▸ **Direction**
Return, word for word, every line that follows.

▸ **Record excerpts**
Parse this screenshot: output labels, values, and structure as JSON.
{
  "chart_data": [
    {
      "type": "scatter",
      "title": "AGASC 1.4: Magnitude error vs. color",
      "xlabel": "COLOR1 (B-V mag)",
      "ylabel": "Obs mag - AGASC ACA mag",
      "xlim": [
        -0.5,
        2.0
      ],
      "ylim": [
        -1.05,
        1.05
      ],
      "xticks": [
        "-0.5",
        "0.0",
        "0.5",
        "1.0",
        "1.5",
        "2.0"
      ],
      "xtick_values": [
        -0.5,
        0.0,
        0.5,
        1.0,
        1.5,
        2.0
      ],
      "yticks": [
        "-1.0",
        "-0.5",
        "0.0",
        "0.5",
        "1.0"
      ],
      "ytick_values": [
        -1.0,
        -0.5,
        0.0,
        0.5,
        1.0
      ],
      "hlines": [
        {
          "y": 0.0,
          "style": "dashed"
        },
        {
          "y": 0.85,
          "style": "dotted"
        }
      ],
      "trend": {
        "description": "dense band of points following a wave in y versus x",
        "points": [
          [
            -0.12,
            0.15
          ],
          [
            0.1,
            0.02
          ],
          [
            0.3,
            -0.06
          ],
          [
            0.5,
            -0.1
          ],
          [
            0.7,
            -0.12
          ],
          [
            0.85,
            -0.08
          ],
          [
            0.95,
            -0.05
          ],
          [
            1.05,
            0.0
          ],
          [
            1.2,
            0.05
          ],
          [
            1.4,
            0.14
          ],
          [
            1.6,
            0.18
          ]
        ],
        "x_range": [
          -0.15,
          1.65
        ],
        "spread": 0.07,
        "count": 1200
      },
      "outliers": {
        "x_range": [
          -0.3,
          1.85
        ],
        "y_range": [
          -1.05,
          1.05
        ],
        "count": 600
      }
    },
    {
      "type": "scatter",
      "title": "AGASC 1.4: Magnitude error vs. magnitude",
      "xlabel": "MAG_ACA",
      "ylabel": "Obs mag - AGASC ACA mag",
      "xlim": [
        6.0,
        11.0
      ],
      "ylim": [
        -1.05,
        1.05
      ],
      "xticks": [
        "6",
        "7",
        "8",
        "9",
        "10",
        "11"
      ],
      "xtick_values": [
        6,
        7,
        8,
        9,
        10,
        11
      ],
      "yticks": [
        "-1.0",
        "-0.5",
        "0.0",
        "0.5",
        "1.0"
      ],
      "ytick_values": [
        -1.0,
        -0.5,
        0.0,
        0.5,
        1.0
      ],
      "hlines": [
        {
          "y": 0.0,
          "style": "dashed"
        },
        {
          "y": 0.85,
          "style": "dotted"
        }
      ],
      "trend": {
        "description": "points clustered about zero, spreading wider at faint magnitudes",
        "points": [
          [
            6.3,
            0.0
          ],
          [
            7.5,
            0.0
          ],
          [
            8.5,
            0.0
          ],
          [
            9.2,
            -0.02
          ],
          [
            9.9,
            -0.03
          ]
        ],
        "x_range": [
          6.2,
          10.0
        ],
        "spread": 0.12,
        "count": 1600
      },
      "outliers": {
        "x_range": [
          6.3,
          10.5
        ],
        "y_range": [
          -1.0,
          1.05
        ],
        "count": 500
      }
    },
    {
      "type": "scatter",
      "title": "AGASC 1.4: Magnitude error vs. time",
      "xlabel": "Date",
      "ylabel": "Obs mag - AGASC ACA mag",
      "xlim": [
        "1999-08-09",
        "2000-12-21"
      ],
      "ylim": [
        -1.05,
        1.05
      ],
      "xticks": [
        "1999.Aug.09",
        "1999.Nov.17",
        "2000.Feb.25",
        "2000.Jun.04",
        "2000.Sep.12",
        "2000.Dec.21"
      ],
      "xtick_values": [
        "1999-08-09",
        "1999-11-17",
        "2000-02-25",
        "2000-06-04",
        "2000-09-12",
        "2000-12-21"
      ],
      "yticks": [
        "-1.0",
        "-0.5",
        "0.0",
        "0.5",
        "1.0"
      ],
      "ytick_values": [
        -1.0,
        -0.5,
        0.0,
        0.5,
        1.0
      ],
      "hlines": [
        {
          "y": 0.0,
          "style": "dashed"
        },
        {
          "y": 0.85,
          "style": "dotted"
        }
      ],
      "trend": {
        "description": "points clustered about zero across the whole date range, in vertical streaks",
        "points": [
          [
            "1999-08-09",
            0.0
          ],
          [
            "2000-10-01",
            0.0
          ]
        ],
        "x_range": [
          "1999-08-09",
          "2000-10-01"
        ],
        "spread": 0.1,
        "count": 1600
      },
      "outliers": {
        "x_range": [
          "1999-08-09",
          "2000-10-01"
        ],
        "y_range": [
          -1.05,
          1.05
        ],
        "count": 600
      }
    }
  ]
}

▸ **Task output**
Parse this screenshot: output labels, values, and structure as JSON.
{
  "chart_data": [
    {
      "type": "scatter",
      "title": "AGASC 1.4: Magnitude error vs. color",
      "xlabel": "COLOR1 (B-V mag)",
      "ylabel": "Obs mag - AGASC ACA mag",
      "xlim": [
        -0.5,
        2.0
      ],
      "ylim": [
        -1.05,
        1.05
      ],
      "xticks": [
        "-0.5",
        "0.0",
        "0.5",
        "1.0",
        "1.5",
        "2.0"
      ],
      "xtick_values": [
        -0.5,
        0.0,
        0.5,
        1.0,
        1.5,
        2.0
      ],
      "yticks": [
        "-1.0",
        "-0.5",
        "0.0",
        "0.5",
        "1.0"
      ],
      "ytick_values": [
        -1.0,
        -0.5,
        0.0,
        0.5,
        1.0
      ],
      "hlines": [
        {
          "y": 0.0,
          "style": "dashed"
        },
        {
          "y": 0.85,
          "style": "dotted"
        }
      ],
      "trend": {
        "description": "dense band of points following a wave in y versus x",
        "points": [
          [
            -0.12,
            0.15
          ],
          [
            0.1,
            0.02
          ],
          [
            0.3,
            -0.06
          ],
          [
            0.5,
            -0.1
          ],
          [
            0.7,
            -0.12
          ],
          [
            0.85,
            -0.08
          ],
          [
            0.95,
            -0.05
          ],
          [
            1.05,
            0.0
          ],
          [
            1.2,
            0.05
          ],
          [
            1.4,
            0.14
          ],
          [
            1.6,
            0.18
          ]
        ],
        "x_range": [
          -0.15,
          1.65
        ],
        "spread": 0.07,
        "count": 1200
      },
      "outliers": {
        "x_range": [
          -0.3,
          1.85
        ],
        "y_range": [
          -1.05,
          1.05
        ],
        "count": 600
      }
    },
    {
      "type": "scatter",
      "title": "AGASC 1.4: Magnitude error vs. magnitude",
      "xlabel": "MAG_ACA",
      "ylabel": "Obs mag - AGASC ACA mag",
      "xlim": [
        6.0,
        11.0
      ],
      "ylim": [
        -1.05,
        1.05
      ],
      "xticks": [
        "6",
        "7",
        "8",
        "9",
        "10",
        "11"
      ],
      "xtick_values": [
        6,
        7,
        8,
        9,
        10,
        11
      ],
      "yticks": [
        "-1.0",
        "-0.5",
        "0.0",
        "0.5",
        "1.0"
      ],
      "ytick_values": [
        -1.0,
        -0.5,
        0.0,
        0.5,
        1.0
      ],
      "hlines": [
        {
          "y": 0.0,
          "style": "dashed"
        },
        {
          "y": 0.85,
          "style": "dotted"
        }
      ],
      "trend": {
        "description": "points clustered about zero, spreading wider at faint magnitudes",
        "points": [
          [
            6.3,
            0.0
          ],
          [
            7.5,
            0.0
          ],
          [
            8.5,
            0.0
          ],
          [
            9.2,
            -0.02
          ],
          [
            9.9,
            -0.03
          ]
        ],
        "x_range": [
          6.2,
          10.0
        ],
        "spread": 0.12,
        "count": 1600
      },
      "outliers": {
        "x_range": [
          6.3,
          10.5
        ],
        "y_range": [
          -1.0,
          1.05
        ],
        "count": 500
      }
    },
    {
      "type": "scatter",
      "title": "AGASC 1.4: Magnitude error vs. time",
      "xlabel": "Date",
      "ylabel": "Obs mag - AGASC ACA mag",
      "xlim": [
        "1999-08-09",
        "2000-12-21"
      ],
      "ylim": [
        -1.05,
        1.05
      ],
      "xticks": [
        "1999.Aug.09",
        "1999.Nov.17",
        "2000.Feb.25",
        "2000.Jun.04",
        "2000.Sep.12",
        "2000.Dec.21"
      ],
      "xtick_values": [
        "1999-08-09",
        "1999-11-17",
        "2000-02-25",
        "2000-06-04",
        "2000-09-12",
        "2000-12-21"
      ],
      "yticks": [
        "-1.0",
        "-0.5",
        "0.0",
        "0.5",
        "1.0"
      ],
      "ytick_values": [
        -1.0,
        -0.5,
        0.0,
        0.5,
        1.0
      ],
      "hlines": [
        {
          "y": 0.0,
          "style": "dashed"
        },
        {
          "y": 0.85,
          "style": "dotted"
        }
      ],
      "trend": {
        "description": "points clustered about zero across the whole date range, in vertical streaks",
        "points": [
          [
            "1999-08-09",
            0.0
          ],
          [
            "2000-10-01",
            0.0
          ]
        ],
        "x_range": [
          "1999-08-09",
          "2000-10-01"
        ],
        "spread": 0.1,
        "count": 1600
      },
      "outliers": {
        "x_range": [
          "1999-08-09",
          "2000-10-01"
        ],
        "y_range": [
          -1.05,
          1.05
        ],
        "count": 600
      }
    }
  ]
}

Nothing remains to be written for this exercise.